• What you have to do: Scan the records for the word "color". Copy each line that includes it.

========================================

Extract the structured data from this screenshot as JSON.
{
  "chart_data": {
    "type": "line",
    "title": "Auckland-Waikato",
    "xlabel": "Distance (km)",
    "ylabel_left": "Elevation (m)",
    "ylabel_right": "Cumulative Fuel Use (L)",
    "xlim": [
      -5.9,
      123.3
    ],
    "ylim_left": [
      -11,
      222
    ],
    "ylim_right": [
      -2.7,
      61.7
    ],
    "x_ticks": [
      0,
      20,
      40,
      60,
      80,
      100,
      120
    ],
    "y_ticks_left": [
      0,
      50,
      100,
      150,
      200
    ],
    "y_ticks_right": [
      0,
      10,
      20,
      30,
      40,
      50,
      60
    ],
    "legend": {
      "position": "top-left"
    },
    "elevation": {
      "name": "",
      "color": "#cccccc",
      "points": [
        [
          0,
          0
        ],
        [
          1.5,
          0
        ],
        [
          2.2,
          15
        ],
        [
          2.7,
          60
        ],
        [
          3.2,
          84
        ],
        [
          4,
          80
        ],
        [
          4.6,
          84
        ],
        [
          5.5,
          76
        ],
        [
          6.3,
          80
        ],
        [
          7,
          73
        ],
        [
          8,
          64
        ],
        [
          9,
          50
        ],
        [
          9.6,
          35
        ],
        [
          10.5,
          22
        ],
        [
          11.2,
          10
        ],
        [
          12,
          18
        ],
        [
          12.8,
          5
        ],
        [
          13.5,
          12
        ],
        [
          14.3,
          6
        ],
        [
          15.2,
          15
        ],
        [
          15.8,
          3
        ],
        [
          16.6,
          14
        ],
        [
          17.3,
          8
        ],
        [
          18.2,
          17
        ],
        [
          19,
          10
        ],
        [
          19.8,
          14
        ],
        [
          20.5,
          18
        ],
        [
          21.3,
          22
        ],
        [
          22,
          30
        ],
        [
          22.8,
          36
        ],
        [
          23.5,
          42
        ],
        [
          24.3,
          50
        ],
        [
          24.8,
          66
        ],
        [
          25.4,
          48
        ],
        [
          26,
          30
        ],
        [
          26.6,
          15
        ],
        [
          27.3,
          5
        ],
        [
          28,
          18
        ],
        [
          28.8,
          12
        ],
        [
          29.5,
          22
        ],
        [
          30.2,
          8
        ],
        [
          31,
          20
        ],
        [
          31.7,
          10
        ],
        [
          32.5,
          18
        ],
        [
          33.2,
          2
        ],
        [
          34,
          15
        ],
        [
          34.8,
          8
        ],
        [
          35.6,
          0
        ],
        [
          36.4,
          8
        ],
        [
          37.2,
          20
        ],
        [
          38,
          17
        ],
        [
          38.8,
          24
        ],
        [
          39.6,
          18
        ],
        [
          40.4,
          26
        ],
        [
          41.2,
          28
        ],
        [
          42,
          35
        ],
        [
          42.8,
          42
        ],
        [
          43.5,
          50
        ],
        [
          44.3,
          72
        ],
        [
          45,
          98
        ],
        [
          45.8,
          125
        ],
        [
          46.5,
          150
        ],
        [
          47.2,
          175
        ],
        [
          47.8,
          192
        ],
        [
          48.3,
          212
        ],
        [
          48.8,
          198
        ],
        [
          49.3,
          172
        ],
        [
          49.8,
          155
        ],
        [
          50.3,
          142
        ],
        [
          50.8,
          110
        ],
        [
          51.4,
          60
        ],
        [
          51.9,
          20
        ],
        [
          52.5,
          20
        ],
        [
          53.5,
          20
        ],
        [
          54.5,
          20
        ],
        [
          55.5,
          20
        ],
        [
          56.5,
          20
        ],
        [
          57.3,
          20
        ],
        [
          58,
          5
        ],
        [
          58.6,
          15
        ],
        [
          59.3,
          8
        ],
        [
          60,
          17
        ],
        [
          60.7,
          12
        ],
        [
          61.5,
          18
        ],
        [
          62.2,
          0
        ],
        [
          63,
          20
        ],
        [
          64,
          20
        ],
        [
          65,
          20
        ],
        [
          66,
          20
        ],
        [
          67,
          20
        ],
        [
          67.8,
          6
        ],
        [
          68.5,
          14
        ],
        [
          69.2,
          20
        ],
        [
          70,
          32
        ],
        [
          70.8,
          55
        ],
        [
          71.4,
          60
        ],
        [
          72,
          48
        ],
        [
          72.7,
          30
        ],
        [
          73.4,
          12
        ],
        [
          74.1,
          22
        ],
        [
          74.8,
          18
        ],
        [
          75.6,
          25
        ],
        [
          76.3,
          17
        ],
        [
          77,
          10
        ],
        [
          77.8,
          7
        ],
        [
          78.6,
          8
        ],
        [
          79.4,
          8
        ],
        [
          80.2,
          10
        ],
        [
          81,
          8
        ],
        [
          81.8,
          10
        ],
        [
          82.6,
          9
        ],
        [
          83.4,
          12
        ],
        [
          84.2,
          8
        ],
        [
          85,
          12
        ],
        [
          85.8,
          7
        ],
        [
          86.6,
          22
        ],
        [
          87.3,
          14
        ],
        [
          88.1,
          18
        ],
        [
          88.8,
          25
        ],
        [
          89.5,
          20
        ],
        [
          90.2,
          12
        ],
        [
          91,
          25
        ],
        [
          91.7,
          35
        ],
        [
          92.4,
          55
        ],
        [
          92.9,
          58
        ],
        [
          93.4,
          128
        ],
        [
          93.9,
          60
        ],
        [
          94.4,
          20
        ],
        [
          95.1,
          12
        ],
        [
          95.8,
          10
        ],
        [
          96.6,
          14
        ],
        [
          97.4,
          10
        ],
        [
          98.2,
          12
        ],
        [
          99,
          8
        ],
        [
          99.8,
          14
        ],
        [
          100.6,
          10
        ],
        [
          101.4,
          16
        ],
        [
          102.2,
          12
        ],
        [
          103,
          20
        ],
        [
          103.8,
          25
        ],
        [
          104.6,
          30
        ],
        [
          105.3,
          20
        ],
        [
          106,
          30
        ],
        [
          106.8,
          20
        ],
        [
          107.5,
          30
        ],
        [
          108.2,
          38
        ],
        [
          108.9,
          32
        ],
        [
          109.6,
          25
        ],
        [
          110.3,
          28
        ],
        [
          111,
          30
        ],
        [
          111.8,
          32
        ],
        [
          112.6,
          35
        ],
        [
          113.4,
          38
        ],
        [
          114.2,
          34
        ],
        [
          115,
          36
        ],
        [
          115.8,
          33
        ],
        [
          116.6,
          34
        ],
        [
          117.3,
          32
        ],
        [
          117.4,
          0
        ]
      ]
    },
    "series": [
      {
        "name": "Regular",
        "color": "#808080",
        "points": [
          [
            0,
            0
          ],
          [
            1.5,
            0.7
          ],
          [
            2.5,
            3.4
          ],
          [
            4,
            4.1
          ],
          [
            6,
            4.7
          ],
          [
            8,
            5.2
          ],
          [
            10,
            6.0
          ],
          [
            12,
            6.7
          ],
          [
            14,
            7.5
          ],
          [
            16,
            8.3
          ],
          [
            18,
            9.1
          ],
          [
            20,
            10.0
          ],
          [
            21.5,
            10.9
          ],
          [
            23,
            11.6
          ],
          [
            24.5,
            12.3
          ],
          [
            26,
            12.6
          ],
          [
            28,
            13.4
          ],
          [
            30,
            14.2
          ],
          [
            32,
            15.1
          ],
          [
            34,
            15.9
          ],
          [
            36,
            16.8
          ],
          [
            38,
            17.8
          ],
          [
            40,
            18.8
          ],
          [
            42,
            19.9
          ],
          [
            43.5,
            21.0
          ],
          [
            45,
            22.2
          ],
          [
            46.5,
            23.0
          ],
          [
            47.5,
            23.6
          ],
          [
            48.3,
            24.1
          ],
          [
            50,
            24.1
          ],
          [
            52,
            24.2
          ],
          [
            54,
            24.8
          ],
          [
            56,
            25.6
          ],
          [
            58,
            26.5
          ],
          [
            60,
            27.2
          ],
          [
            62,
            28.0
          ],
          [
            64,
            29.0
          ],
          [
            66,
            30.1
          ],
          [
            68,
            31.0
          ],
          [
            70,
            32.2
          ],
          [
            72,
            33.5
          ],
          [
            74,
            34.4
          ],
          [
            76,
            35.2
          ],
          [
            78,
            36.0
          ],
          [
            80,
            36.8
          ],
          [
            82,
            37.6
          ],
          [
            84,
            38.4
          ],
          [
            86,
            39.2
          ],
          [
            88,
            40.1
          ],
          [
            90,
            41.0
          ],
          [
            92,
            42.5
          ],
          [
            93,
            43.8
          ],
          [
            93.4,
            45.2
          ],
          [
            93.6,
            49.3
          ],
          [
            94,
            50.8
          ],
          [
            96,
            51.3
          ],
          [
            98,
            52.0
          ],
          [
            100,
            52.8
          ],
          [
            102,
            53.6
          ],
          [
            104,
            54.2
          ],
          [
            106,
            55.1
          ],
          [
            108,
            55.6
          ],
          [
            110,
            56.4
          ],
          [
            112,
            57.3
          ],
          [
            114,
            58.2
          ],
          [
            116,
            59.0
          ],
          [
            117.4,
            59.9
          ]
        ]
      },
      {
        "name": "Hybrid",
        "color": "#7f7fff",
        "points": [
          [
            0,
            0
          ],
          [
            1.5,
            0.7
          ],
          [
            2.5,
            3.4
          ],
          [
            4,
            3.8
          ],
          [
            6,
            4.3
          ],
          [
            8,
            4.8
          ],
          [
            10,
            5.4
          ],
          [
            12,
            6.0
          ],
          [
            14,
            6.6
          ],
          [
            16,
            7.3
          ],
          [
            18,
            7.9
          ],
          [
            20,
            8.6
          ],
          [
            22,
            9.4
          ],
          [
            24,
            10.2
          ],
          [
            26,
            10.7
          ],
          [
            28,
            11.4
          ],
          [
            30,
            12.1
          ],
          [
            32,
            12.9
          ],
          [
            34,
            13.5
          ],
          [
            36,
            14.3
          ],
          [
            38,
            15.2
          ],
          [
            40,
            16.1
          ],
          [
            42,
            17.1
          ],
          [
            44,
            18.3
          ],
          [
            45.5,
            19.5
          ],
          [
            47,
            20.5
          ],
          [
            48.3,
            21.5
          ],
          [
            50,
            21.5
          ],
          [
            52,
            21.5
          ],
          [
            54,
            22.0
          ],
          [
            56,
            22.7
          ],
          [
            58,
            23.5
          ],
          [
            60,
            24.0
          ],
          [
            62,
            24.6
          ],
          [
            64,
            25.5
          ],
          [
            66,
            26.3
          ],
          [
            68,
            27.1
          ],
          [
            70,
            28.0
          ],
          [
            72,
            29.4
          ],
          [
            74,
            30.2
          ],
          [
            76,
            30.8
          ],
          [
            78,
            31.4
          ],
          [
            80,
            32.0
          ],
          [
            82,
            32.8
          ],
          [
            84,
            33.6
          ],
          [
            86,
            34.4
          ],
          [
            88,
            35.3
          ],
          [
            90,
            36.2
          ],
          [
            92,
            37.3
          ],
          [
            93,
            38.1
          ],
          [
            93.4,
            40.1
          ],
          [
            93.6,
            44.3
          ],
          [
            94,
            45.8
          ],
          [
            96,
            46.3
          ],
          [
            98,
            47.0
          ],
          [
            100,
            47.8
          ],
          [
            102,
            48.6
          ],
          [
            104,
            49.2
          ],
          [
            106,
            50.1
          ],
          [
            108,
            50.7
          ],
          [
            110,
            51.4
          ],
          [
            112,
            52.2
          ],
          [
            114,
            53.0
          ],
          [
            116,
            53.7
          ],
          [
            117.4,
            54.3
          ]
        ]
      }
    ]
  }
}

========================================

• Exercise solution:
      "color": "#cccccc",
        "color": "#808080",
        "color": "#7f7fff",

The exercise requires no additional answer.